- _Task to carry out_
Could you copy the data word for word, starting at its first line and ending with the line that contains "732, 229, 747]", including both?

[START OF Source data]

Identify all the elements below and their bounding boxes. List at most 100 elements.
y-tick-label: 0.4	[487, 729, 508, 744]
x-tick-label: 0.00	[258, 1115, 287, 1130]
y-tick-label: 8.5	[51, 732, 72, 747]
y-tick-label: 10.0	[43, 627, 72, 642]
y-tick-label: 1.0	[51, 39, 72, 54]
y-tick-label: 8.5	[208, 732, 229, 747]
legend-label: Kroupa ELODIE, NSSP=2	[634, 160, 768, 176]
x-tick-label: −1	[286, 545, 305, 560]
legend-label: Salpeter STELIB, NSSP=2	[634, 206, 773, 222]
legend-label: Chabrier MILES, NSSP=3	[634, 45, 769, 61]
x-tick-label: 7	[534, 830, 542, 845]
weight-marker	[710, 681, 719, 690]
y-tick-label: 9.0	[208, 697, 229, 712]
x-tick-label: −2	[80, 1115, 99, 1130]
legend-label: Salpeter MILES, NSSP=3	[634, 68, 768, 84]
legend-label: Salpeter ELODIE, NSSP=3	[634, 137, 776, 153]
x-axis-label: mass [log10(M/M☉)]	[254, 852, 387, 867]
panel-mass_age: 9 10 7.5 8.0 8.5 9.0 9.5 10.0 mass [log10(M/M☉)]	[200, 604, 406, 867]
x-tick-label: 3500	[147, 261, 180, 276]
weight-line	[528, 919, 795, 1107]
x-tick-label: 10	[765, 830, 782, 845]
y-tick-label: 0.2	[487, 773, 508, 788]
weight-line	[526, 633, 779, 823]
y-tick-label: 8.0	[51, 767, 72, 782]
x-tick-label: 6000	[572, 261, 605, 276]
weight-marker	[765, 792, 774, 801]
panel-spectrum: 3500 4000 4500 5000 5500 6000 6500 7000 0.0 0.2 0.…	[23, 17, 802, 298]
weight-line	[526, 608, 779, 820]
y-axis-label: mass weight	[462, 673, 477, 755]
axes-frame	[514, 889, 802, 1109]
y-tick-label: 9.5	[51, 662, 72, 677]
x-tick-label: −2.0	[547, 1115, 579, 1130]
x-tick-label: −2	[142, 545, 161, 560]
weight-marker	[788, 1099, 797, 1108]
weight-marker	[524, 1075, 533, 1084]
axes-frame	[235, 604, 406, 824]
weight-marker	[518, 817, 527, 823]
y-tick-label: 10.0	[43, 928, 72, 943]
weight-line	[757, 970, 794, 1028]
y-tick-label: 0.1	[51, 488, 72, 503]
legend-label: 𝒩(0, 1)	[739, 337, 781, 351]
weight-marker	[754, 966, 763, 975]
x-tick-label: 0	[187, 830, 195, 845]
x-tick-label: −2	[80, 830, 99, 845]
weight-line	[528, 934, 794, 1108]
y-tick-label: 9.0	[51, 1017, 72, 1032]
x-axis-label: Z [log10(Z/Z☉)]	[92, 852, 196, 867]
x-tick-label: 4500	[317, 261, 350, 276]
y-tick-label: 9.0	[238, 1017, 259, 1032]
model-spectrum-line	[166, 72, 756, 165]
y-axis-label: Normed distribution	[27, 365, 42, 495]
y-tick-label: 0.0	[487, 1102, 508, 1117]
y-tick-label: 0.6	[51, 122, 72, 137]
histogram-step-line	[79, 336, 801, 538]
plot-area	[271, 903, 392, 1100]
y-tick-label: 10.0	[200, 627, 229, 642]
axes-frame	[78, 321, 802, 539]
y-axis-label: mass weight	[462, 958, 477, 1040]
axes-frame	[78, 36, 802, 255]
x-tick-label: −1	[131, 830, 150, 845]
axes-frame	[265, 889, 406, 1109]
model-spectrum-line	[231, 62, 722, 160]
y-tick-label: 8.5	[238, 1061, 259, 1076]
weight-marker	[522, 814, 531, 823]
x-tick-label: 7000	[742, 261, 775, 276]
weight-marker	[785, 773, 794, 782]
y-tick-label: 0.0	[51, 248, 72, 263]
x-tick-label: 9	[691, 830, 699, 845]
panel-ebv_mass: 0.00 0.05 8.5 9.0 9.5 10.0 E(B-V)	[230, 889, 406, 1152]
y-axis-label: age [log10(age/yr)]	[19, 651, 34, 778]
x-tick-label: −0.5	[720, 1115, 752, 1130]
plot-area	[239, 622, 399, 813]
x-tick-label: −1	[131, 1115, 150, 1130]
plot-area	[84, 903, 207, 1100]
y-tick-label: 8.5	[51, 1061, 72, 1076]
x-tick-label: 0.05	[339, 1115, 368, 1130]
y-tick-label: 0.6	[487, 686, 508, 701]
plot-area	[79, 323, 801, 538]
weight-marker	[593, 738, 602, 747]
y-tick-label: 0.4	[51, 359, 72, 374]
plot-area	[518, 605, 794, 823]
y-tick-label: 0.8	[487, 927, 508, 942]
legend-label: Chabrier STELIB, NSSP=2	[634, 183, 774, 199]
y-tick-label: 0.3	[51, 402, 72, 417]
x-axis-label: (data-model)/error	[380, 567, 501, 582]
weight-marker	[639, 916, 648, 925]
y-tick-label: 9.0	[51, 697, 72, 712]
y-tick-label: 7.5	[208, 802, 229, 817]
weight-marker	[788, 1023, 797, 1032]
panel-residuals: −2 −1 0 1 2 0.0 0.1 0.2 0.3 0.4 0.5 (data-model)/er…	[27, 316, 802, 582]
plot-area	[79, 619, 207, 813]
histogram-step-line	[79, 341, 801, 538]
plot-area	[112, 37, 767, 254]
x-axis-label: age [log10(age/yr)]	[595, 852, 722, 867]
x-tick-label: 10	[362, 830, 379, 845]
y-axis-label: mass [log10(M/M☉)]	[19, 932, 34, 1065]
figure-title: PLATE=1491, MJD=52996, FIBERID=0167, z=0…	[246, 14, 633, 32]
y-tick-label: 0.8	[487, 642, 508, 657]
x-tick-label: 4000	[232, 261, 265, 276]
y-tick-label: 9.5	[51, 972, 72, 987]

[END OF Source data]

- _Answer to this exercise_
Identify all the elements below and their bounding boxes. List at most 100 elements.
y-tick-label: 0.4	[487, 729, 508, 744]
x-tick-label: 0.00	[258, 1115, 287, 1130]
y-tick-label: 8.5	[51, 732, 72, 747]
y-tick-label: 10.0	[43, 627, 72, 642]
y-tick-label: 1.0	[51, 39, 72, 54]
y-tick-label: 8.5	[208, 732, 229, 747]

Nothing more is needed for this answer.